= Problem =
Transcribe every one of the following rows, reproducing each line character for character without any change.

>>>>

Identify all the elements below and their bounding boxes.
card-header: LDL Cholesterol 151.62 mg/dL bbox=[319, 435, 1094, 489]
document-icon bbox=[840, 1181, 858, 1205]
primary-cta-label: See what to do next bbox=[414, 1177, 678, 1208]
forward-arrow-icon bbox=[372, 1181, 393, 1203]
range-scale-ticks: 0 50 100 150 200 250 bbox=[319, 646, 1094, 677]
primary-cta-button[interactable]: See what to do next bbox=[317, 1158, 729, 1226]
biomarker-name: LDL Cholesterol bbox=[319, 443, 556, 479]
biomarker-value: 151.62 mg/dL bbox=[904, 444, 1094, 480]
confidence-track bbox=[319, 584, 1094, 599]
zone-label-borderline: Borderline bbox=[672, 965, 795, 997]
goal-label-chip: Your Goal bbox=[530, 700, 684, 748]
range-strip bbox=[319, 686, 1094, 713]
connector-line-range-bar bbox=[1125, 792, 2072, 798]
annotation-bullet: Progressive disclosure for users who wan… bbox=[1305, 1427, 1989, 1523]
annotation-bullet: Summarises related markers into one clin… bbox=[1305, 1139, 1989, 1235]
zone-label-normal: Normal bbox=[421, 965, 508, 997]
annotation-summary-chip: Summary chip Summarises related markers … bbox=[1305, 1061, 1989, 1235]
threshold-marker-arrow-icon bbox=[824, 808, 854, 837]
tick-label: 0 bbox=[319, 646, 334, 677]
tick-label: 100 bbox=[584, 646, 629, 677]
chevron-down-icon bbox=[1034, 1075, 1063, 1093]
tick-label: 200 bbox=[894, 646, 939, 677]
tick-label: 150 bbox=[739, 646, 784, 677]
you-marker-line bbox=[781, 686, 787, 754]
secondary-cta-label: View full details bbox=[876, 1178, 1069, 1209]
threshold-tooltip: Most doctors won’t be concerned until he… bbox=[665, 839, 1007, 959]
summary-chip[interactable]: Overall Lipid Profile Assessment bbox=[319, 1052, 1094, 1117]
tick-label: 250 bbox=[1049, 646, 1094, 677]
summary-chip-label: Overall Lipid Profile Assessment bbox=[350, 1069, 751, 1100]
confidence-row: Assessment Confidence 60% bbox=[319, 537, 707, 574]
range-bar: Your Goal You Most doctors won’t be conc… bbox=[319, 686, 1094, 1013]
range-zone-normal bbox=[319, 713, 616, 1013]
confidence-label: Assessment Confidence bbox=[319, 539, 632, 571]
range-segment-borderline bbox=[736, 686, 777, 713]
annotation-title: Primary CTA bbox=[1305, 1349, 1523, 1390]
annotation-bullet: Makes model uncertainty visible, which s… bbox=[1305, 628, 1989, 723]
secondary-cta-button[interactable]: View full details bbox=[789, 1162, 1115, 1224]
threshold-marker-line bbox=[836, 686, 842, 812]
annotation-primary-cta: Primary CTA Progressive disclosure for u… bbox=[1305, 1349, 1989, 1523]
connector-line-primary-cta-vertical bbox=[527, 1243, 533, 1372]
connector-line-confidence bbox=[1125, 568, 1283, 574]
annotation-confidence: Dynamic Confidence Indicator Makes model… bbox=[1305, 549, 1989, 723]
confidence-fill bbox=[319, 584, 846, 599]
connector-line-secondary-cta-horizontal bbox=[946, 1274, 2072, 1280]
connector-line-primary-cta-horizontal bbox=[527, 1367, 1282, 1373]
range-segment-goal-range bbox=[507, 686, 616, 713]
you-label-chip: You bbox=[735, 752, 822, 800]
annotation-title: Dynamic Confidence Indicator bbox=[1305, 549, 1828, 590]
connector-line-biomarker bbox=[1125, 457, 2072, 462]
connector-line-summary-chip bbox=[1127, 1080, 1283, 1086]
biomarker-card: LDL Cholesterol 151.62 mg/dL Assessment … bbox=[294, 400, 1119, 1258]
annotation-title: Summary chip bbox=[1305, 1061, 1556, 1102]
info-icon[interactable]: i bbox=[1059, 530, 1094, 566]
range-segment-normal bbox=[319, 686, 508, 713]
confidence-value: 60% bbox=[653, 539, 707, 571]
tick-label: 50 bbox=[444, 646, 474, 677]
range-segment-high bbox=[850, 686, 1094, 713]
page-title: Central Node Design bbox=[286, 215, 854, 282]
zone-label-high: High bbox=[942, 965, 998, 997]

<<<<

= Reply to the task =
Identify all the elements below and their bounding boxes.
card-header: LDL Cholesterol 151.62 mg/dL bbox=[319, 435, 1094, 489]
document-icon bbox=[840, 1181, 858, 1205]
primary-cta-label: See what to do next bbox=[414, 1177, 678, 1208]
forward-arrow-icon bbox=[372, 1181, 393, 1203]
range-scale-ticks: 0 50 100 150 200 250 bbox=[319, 646, 1094, 677]
primary-cta-button[interactable]: See what to do next bbox=[317, 1158, 729, 1226]
biomarker-name: LDL Cholesterol bbox=[319, 443, 556, 479]
biomarker-value: 151.62 mg/dL bbox=[904, 444, 1094, 480]
confidence-track bbox=[319, 584, 1094, 599]
zone-label-borderline: Borderline bbox=[672, 965, 795, 997]
goal-label-chip: Your Goal bbox=[530, 700, 684, 748]
range-strip bbox=[319, 686, 1094, 713]
connector-line-range-bar bbox=[1125, 792, 2072, 798]
annotation-bullet: Progressive disclosure for users who wan… bbox=[1305, 1427, 1989, 1523]
annotation-bullet: Summarises related markers into one clin… bbox=[1305, 1139, 1989, 1235]
zone-label-normal: Normal bbox=[421, 965, 508, 997]
annotation-summary-chip: Summary chip Summarises related markers … bbox=[1305, 1061, 1989, 1235]
threshold-marker-arrow-icon bbox=[824, 808, 854, 837]
tick-label: 0 bbox=[319, 646, 334, 677]
tick-label: 100 bbox=[584, 646, 629, 677]
chevron-down-icon bbox=[1034, 1075, 1063, 1093]
tick-label: 200 bbox=[894, 646, 939, 677]
tick-label: 150 bbox=[739, 646, 784, 677]
you-marker-line bbox=[781, 686, 787, 754]
secondary-cta-label: View full details bbox=[876, 1178, 1069, 1209]
threshold-tooltip: Most doctors won’t be concerned until he… bbox=[665, 839, 1007, 959]
summary-chip[interactable]: Overall Lipid Profile Assessment bbox=[319, 1052, 1094, 1117]
tick-label: 250 bbox=[1049, 646, 1094, 677]
summary-chip-label: Overall Lipid Profile Assessment bbox=[350, 1069, 751, 1100]
confidence-row: Assessment Confidence 60% bbox=[319, 537, 707, 574]
range-bar: Your Goal You Most doctors won’t be conc… bbox=[319, 686, 1094, 1013]
range-zone-normal bbox=[319, 713, 616, 1013]
confidence-label: Assessment Confidence bbox=[319, 539, 632, 571]
range-segment-borderline bbox=[736, 686, 777, 713]
annotation-title: Primary CTA bbox=[1305, 1349, 1523, 1390]
annotation-bullet: Makes model uncertainty visible, which s… bbox=[1305, 628, 1989, 723]
secondary-cta-button[interactable]: View full details bbox=[789, 1162, 1115, 1224]
threshold-marker-line bbox=[836, 686, 842, 812]
annotation-primary-cta: Primary CTA Progressive disclosure for u… bbox=[1305, 1349, 1989, 1523]
connector-line-primary-cta-vertical bbox=[527, 1243, 533, 1372]
connector-line-confidence bbox=[1125, 568, 1283, 574]
annotation-confidence: Dynamic Confidence Indicator Makes model… bbox=[1305, 549, 1989, 723]
confidence-fill bbox=[319, 584, 846, 599]
connector-line-secondary-cta-horizontal bbox=[946, 1274, 2072, 1280]
connector-line-primary-cta-horizontal bbox=[527, 1367, 1282, 1373]
range-segment-goal-range bbox=[507, 686, 616, 713]
you-label-chip: You bbox=[735, 752, 822, 800]
annotation-title: Dynamic Confidence Indicator bbox=[1305, 549, 1828, 590]
connector-line-biomarker bbox=[1125, 457, 2072, 462]
connector-line-summary-chip bbox=[1127, 1080, 1283, 1086]
biomarker-card: LDL Cholesterol 151.62 mg/dL Assessment … bbox=[294, 400, 1119, 1258]
annotation-title: Summary chip bbox=[1305, 1061, 1556, 1102]
info-icon[interactable]: i bbox=[1059, 530, 1094, 566]
range-segment-normal bbox=[319, 686, 508, 713]
confidence-value: 60% bbox=[653, 539, 707, 571]
tick-label: 50 bbox=[444, 646, 474, 677]
range-segment-high bbox=[850, 686, 1094, 713]
page-title: Central Node Design bbox=[286, 215, 854, 282]
zone-label-high: High bbox=[942, 965, 998, 997]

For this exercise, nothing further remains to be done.